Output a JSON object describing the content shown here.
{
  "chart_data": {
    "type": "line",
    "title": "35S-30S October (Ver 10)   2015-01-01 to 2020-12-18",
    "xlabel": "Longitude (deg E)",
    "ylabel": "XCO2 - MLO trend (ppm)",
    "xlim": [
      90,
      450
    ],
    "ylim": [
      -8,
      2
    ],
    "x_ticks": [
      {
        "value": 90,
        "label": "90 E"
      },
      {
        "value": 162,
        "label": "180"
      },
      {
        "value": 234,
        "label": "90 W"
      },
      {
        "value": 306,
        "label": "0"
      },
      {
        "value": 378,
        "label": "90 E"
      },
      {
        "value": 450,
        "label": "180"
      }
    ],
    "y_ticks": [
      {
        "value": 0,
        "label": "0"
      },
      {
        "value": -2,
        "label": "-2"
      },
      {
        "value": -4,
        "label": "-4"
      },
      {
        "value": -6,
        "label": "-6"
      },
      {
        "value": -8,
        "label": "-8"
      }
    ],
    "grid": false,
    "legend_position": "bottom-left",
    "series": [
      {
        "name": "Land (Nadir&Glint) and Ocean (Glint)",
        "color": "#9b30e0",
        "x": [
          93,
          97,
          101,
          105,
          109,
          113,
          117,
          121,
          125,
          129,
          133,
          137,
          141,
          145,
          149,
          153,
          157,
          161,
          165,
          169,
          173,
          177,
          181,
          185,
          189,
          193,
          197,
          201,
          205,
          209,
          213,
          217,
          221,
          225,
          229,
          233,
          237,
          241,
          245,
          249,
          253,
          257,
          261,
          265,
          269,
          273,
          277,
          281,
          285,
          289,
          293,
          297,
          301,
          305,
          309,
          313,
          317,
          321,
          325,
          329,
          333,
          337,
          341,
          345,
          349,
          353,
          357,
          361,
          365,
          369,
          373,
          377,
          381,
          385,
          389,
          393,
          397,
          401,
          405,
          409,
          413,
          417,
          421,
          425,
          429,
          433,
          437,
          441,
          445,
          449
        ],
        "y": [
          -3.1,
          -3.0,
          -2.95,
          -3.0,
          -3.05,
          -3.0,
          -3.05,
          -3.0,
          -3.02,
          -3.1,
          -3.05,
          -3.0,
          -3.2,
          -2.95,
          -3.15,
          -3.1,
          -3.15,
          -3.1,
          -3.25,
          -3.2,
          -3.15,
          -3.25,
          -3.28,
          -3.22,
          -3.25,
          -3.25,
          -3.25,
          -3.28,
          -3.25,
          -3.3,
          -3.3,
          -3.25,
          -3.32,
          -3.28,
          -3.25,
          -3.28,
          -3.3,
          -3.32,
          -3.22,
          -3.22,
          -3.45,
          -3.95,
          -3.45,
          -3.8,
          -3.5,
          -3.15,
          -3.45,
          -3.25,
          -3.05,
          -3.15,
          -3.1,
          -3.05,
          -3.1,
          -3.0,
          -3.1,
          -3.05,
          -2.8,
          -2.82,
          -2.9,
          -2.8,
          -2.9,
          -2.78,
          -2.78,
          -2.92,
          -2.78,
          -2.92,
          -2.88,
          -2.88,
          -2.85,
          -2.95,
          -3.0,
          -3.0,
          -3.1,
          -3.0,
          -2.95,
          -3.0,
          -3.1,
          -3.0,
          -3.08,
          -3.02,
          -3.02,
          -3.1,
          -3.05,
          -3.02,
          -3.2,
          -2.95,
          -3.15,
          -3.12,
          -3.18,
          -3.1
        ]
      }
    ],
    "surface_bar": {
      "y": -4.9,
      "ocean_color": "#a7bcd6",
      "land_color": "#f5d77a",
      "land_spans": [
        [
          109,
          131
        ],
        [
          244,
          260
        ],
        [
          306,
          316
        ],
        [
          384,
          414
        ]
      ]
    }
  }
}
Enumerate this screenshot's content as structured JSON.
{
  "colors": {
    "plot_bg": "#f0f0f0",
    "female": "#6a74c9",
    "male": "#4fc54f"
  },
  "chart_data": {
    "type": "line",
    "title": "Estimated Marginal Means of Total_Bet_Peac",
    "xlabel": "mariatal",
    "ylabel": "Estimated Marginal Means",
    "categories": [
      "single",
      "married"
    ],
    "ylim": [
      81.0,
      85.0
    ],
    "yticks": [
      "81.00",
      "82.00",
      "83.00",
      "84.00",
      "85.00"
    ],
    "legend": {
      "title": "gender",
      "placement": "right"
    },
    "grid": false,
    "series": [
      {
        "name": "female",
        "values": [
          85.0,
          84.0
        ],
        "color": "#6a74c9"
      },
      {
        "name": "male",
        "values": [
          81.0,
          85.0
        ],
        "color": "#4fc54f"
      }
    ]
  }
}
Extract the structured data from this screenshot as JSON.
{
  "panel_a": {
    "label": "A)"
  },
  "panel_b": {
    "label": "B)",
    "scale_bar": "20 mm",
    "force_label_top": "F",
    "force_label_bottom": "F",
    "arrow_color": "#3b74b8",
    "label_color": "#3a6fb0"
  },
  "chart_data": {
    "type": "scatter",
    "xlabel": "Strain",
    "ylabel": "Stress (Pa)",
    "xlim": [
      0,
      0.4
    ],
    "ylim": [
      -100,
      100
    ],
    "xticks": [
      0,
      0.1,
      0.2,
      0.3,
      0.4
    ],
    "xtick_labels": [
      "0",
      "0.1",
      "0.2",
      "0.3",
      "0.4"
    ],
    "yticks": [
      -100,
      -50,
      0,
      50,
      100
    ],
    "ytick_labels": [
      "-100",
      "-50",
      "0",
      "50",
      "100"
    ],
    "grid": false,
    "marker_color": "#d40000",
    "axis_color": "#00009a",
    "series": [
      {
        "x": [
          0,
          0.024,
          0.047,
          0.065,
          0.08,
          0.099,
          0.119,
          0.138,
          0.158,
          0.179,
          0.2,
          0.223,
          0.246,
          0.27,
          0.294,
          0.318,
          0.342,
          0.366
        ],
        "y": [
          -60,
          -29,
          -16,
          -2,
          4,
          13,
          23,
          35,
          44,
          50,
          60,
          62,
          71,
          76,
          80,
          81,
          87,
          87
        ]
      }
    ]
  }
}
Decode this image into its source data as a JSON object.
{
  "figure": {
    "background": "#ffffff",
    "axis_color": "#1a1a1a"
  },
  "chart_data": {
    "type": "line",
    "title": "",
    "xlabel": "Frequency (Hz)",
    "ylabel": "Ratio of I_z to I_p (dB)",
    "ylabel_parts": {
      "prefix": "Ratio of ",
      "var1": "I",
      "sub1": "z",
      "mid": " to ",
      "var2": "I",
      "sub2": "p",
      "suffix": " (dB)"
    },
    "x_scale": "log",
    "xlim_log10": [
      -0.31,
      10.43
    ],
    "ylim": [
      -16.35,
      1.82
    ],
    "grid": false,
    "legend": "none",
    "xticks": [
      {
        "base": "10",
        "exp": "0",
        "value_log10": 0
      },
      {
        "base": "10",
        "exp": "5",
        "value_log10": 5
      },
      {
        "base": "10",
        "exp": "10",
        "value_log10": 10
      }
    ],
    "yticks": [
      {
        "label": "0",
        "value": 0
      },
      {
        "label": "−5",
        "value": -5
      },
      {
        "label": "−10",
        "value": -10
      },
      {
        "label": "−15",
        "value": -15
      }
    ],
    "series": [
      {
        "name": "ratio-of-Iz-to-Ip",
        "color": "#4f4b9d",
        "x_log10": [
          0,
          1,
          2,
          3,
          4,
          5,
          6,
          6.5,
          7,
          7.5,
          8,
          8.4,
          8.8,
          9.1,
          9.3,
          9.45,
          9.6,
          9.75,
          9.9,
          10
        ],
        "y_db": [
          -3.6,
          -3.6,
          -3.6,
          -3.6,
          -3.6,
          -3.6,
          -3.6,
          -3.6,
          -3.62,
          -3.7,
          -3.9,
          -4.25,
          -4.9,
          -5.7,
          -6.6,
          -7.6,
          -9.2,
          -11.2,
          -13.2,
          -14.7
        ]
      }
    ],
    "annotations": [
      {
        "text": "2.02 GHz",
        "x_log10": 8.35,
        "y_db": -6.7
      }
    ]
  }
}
========================================================================
Every line that holds the word "structured" counts once; state the total number of such lines and nothing else.

2